**Input:**
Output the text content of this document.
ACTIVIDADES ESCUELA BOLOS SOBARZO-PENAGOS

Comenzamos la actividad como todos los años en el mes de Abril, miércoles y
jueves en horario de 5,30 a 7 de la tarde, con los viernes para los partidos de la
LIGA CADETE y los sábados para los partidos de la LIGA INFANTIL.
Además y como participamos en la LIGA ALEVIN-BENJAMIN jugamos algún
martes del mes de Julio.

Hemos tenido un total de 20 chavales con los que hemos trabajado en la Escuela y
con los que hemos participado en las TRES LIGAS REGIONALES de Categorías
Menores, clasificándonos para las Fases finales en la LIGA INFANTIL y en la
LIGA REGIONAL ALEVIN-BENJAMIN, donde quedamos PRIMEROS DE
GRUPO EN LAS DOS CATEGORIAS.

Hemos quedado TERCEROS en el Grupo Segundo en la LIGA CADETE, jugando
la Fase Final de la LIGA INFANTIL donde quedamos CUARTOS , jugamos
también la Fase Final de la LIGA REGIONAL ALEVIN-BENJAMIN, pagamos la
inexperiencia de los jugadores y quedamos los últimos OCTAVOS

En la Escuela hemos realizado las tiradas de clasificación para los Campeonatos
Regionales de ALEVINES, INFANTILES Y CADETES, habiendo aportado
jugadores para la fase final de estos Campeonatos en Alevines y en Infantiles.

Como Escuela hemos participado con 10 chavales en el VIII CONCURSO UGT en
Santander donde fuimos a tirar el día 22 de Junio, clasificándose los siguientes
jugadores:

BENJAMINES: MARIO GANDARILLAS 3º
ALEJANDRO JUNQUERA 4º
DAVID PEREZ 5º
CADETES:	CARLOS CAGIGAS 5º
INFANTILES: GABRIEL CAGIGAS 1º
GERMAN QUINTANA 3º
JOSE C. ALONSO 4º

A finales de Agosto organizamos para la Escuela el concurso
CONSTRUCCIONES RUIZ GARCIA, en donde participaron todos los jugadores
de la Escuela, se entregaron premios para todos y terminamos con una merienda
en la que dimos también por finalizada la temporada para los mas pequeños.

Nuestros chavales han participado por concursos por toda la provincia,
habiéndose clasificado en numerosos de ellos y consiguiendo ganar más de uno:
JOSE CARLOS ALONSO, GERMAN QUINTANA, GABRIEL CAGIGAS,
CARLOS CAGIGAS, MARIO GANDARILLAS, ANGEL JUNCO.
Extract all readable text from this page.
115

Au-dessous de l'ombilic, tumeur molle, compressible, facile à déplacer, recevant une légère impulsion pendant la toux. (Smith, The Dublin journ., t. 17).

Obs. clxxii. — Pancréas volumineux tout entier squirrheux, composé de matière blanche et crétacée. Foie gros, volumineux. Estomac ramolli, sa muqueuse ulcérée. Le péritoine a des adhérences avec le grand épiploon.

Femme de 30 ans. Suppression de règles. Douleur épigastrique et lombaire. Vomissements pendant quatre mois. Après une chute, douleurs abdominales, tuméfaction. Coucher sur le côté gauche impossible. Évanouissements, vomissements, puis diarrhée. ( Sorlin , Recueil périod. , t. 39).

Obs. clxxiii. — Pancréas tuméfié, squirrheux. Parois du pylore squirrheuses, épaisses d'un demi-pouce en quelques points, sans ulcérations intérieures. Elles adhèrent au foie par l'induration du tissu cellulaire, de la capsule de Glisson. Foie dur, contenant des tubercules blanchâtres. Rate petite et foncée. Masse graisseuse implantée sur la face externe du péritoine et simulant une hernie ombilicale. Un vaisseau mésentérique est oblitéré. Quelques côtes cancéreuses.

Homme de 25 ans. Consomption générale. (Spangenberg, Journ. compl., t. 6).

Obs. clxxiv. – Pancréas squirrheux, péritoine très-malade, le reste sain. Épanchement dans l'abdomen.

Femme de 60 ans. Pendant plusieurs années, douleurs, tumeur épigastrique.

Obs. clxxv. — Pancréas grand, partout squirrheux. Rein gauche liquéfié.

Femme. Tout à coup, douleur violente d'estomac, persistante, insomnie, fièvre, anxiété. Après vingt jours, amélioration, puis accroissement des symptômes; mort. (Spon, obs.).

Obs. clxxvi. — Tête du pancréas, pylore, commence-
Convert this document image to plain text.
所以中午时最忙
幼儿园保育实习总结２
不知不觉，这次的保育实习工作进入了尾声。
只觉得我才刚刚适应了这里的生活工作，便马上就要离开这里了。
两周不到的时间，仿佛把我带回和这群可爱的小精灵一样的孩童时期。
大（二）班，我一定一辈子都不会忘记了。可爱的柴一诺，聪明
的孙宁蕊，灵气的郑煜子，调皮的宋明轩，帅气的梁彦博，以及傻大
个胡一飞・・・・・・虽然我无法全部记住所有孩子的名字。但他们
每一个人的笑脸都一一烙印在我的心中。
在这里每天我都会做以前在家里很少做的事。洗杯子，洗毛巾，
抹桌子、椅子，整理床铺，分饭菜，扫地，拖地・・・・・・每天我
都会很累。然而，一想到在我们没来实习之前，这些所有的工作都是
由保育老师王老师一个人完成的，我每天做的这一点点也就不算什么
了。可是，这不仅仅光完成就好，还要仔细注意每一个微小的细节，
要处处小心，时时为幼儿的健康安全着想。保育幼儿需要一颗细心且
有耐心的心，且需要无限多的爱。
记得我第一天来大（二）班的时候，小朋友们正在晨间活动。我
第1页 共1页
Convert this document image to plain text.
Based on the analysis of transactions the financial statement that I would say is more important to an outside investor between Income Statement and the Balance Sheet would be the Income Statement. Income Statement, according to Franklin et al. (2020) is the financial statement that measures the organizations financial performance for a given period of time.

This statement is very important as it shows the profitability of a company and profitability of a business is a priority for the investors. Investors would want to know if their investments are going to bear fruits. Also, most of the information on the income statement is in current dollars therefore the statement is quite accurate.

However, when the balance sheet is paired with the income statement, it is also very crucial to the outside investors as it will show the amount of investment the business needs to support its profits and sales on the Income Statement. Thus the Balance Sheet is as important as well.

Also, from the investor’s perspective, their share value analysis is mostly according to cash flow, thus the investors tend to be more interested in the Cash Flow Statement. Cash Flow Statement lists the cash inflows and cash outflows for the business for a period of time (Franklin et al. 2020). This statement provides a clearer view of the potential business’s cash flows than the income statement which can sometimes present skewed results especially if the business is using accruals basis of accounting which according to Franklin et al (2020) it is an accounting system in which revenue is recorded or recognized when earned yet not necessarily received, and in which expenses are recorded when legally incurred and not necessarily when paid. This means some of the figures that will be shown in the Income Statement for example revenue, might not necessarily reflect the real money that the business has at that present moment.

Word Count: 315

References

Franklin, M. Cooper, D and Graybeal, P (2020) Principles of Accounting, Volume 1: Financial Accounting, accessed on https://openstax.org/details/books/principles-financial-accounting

**Exercise aim:** Looking at the data above, how many lines hold the word "CADETES"? Respond with the number alone.

**Task result:** 2